- Given records
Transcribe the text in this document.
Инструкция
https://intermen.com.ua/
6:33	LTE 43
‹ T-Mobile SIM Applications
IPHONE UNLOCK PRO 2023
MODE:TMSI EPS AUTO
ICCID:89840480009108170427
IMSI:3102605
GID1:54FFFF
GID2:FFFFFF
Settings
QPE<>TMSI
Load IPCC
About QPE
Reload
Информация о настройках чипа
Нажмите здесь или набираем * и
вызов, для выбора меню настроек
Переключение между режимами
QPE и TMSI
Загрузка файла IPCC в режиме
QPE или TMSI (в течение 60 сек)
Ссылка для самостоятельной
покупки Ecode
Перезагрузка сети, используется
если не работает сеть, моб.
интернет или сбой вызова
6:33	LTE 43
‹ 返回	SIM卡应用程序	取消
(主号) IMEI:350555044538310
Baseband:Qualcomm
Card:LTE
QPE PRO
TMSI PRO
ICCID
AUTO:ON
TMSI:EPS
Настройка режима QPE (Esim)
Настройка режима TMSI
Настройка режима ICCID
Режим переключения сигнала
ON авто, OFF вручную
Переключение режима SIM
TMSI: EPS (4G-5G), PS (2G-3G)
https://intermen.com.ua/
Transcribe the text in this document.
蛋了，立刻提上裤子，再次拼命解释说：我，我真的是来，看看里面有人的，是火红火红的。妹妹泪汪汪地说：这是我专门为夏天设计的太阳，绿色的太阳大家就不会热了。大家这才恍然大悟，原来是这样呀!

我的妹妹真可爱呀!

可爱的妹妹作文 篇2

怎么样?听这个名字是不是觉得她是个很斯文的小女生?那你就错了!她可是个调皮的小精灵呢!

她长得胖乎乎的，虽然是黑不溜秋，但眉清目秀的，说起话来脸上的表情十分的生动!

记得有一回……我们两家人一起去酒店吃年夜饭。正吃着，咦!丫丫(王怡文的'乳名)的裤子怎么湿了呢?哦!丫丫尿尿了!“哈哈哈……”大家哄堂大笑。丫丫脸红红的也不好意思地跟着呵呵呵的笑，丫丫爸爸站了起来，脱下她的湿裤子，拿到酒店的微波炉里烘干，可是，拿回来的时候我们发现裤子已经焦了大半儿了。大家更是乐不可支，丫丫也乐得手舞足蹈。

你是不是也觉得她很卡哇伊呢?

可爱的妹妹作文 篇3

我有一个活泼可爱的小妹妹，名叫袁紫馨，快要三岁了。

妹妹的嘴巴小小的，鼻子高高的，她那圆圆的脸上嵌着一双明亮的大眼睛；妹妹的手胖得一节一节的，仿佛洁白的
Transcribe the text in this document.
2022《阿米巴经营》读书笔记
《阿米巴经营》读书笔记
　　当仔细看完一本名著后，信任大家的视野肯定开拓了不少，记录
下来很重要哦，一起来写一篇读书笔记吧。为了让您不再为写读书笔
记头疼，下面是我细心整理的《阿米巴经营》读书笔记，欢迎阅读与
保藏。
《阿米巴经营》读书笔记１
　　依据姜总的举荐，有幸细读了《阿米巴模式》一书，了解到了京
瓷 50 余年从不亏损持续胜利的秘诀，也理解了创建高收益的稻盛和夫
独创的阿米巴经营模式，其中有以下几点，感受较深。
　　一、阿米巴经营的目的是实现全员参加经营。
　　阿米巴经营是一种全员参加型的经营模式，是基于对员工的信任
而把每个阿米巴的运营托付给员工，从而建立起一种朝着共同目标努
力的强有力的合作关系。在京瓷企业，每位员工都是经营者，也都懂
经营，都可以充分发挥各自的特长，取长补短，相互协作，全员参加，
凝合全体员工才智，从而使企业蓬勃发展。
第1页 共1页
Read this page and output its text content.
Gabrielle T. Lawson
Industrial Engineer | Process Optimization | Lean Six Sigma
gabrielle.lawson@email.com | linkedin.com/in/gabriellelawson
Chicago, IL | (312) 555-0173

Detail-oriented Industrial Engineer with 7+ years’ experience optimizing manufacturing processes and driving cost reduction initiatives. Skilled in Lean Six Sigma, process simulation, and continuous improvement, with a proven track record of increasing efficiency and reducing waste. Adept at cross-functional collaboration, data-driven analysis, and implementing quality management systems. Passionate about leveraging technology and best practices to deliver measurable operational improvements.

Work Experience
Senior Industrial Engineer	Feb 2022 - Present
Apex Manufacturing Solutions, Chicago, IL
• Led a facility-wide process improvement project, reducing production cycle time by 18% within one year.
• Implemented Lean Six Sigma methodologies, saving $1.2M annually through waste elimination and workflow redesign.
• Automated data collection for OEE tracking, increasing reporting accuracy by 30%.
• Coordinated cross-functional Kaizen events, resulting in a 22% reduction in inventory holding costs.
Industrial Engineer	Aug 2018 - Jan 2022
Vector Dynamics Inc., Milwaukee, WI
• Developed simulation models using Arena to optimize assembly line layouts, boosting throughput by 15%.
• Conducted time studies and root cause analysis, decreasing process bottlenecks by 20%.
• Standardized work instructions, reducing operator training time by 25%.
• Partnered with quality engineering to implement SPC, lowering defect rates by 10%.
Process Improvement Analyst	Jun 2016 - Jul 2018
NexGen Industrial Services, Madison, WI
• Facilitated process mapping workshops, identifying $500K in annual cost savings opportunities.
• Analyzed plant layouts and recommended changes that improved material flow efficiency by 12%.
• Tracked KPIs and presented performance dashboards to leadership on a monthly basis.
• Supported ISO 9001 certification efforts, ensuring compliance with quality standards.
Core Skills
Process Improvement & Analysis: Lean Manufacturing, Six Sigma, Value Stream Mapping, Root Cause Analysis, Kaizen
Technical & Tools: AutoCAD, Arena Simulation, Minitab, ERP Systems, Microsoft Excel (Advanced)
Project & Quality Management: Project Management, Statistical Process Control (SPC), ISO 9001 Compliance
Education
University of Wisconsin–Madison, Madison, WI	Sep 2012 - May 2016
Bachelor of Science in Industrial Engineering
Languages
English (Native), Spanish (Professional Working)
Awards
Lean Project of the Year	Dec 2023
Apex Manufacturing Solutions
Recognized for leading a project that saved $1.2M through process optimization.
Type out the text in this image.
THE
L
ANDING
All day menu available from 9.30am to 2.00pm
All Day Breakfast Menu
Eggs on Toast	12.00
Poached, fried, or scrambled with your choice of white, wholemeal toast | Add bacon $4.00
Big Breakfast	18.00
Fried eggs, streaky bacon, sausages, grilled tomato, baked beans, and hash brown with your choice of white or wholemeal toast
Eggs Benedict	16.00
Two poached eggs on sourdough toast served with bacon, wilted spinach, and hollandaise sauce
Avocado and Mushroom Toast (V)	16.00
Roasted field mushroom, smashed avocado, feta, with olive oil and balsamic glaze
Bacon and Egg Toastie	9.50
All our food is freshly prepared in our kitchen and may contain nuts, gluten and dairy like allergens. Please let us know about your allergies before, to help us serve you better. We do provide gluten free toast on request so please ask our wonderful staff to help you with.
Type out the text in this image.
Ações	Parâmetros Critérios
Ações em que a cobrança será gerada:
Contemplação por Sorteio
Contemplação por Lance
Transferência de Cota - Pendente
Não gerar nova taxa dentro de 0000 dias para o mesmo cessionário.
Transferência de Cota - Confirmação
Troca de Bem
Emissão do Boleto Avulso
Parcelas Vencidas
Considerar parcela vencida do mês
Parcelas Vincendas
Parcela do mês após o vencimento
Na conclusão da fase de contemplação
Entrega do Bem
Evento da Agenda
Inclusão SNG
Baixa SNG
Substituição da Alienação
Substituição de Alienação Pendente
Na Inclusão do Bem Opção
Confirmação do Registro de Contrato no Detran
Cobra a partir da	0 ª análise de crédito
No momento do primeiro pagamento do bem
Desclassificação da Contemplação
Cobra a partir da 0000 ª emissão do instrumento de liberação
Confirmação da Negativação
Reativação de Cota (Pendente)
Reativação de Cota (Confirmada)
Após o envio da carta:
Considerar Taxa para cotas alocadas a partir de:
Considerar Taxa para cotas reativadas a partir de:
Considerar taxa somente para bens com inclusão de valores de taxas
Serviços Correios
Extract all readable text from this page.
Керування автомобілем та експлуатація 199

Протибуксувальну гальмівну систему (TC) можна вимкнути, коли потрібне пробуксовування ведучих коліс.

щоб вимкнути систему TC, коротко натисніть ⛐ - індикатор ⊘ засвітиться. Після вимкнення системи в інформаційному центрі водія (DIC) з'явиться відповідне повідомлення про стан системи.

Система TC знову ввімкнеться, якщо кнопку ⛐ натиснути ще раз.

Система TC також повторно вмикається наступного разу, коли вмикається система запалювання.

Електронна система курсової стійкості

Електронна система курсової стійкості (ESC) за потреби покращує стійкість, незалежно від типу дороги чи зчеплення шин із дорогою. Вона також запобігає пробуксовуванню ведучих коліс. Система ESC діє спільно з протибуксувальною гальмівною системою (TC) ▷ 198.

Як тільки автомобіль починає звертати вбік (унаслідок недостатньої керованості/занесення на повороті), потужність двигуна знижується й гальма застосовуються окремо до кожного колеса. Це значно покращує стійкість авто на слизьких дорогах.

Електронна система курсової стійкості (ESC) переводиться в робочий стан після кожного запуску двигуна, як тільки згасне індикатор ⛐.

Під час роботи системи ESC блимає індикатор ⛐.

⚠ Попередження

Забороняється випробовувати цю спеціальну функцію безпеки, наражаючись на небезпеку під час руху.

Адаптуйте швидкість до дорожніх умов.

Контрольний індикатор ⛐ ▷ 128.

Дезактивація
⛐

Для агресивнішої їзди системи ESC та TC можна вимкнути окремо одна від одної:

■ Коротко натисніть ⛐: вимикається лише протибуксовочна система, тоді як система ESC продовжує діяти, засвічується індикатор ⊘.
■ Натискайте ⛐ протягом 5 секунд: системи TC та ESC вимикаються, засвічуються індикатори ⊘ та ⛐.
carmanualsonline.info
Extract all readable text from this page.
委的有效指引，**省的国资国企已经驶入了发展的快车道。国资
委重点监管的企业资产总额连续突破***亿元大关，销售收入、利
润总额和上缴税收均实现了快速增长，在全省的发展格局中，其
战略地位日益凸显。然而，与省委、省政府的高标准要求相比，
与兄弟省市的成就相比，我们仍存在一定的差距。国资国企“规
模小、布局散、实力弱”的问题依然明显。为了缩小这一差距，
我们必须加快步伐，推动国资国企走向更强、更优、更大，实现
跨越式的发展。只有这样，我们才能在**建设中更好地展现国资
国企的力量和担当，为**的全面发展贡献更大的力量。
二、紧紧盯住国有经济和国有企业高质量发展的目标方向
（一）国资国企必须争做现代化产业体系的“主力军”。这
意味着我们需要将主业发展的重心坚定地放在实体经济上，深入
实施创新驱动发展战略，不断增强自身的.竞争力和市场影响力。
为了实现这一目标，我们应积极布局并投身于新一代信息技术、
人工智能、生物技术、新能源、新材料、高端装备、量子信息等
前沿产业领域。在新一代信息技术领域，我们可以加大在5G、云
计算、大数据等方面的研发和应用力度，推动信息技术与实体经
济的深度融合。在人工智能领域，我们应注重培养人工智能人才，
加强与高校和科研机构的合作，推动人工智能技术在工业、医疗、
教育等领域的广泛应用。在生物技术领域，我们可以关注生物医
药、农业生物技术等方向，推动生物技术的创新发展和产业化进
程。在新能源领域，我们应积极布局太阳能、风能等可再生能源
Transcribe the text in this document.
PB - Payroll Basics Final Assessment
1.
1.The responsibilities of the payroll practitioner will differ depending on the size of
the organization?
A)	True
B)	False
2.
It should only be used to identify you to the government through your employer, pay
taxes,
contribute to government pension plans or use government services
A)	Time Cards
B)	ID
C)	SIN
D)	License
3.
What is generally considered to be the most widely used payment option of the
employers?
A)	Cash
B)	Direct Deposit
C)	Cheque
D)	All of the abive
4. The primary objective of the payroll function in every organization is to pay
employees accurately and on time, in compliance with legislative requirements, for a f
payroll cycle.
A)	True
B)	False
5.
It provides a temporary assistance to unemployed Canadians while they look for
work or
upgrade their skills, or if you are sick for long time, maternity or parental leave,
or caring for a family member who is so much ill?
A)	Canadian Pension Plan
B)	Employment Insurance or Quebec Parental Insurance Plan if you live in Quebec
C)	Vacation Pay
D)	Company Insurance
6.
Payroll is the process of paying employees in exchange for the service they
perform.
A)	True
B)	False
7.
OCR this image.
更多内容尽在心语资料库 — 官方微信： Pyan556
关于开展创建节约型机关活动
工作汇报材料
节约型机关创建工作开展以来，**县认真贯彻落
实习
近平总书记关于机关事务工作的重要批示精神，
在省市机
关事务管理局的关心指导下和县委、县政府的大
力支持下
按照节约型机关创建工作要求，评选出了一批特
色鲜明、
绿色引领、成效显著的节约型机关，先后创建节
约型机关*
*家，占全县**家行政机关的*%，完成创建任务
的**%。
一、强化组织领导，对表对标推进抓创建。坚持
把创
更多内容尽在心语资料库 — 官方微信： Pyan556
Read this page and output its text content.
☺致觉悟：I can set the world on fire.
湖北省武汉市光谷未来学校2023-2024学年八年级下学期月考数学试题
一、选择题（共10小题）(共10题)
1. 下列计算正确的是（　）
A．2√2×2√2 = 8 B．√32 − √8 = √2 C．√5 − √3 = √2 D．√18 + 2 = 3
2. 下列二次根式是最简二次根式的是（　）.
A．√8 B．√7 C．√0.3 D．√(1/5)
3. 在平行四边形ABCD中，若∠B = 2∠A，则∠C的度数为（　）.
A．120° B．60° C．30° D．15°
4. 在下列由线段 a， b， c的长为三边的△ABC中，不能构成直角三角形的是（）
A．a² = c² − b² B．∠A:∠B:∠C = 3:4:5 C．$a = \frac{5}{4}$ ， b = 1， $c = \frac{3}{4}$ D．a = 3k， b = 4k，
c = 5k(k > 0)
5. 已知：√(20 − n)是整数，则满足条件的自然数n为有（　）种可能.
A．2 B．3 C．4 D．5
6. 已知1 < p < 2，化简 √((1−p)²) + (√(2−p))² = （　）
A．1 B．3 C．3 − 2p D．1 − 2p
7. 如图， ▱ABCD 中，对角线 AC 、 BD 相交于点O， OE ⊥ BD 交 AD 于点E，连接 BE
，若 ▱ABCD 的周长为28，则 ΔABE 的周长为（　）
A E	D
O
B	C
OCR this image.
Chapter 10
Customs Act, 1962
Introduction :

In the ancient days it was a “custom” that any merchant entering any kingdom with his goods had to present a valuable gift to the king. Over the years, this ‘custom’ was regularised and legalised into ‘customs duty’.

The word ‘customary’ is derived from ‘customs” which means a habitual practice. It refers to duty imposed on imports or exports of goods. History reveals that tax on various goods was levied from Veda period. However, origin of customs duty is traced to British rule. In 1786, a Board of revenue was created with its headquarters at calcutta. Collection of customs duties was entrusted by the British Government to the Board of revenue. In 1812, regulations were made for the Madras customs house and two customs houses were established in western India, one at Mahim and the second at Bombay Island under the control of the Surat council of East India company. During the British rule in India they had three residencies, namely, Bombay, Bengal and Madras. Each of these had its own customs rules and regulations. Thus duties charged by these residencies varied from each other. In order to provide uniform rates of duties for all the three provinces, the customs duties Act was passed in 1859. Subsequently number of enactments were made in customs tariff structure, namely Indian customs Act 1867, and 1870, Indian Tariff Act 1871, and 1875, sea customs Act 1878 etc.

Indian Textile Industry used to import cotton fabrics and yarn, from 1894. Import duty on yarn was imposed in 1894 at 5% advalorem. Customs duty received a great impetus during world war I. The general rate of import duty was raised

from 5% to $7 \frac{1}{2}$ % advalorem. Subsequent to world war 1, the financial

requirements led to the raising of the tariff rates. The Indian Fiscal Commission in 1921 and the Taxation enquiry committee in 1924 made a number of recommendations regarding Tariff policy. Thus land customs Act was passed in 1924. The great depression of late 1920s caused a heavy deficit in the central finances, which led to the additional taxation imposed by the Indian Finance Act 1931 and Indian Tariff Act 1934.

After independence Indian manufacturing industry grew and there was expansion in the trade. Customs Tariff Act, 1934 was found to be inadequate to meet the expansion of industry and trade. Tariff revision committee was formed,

- Directions
Identify and extract each line of the listing that contains "cotas".

- Answer for this exercise
Considerar Taxa para cotas alocadas a partir de:
Considerar Taxa para cotas reativadas a partir de:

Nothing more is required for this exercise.